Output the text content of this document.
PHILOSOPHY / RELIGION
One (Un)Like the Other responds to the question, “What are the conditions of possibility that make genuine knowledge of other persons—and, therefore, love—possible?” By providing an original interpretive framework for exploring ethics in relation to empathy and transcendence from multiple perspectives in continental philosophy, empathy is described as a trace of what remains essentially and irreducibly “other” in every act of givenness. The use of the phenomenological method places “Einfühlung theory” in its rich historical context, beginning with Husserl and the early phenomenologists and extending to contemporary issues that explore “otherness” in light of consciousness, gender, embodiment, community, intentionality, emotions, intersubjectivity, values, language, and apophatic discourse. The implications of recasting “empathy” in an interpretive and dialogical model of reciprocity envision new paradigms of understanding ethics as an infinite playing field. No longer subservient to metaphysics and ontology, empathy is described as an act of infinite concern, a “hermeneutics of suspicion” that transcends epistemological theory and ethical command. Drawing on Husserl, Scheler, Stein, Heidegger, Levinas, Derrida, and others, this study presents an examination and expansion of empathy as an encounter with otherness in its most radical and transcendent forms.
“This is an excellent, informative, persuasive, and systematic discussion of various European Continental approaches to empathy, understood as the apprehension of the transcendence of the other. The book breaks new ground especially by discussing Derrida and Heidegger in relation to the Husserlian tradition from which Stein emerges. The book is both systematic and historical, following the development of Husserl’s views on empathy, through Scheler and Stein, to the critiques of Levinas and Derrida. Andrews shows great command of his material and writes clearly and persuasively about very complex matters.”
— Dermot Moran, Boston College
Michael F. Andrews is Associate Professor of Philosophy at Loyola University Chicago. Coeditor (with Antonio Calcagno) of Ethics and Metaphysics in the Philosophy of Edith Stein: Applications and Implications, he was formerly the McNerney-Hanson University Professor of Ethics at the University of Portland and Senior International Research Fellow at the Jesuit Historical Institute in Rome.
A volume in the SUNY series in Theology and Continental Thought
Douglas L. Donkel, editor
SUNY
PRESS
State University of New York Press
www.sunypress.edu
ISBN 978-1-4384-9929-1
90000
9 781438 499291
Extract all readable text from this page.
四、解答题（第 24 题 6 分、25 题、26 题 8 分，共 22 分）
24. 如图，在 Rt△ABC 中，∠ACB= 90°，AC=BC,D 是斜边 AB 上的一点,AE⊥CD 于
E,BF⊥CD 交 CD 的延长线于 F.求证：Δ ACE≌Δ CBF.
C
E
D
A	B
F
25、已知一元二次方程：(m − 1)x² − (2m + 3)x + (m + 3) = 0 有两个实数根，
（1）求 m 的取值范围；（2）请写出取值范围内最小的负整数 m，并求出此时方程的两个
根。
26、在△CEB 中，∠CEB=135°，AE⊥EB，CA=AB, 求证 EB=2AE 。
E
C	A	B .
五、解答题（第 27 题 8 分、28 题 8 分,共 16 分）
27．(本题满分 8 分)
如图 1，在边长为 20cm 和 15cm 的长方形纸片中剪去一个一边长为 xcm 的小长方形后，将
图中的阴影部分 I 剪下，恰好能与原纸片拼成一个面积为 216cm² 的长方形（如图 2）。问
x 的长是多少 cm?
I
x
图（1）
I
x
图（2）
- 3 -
★ ★ ★ ★
Output exactly the lines between the one containing "Extract all readable text from this page." and the final line above, both inclusive.

Extract all readable text from this page.
四、解答题（第 24 题 6 分、25 题、26 题 8 分，共 22 分）
24. 如图，在 Rt△ABC 中，∠ACB= 90°，AC=BC,D 是斜边 AB 上的一点,AE⊥CD 于
E,BF⊥CD 交 CD 的延长线于 F.求证：Δ ACE≌Δ CBF.
C
E
D
A	B
F
25、已知一元二次方程：(m − 1)x² − (2m + 3)x + (m + 3) = 0 有两个实数根，
（1）求 m 的取值范围；（2）请写出取值范围内最小的负整数 m，并求出此时方程的两个
根。
26、在△CEB 中，∠CEB=135°，AE⊥EB，CA=AB, 求证 EB=2AE 。
E
C	A	B .
五、解答题（第 27 题 8 分、28 题 8 分,共 16 分）
27．(本题满分 8 分)
如图 1，在边长为 20cm 和 15cm 的长方形纸片中剪去一个一边长为 xcm 的小长方形后，将
图中的阴影部分 I 剪下，恰好能与原纸片拼成一个面积为 216cm² 的长方形（如图 2）。问
x 的长是多少 cm?
I
x
图（1）
I
x
图（2）
- 3 -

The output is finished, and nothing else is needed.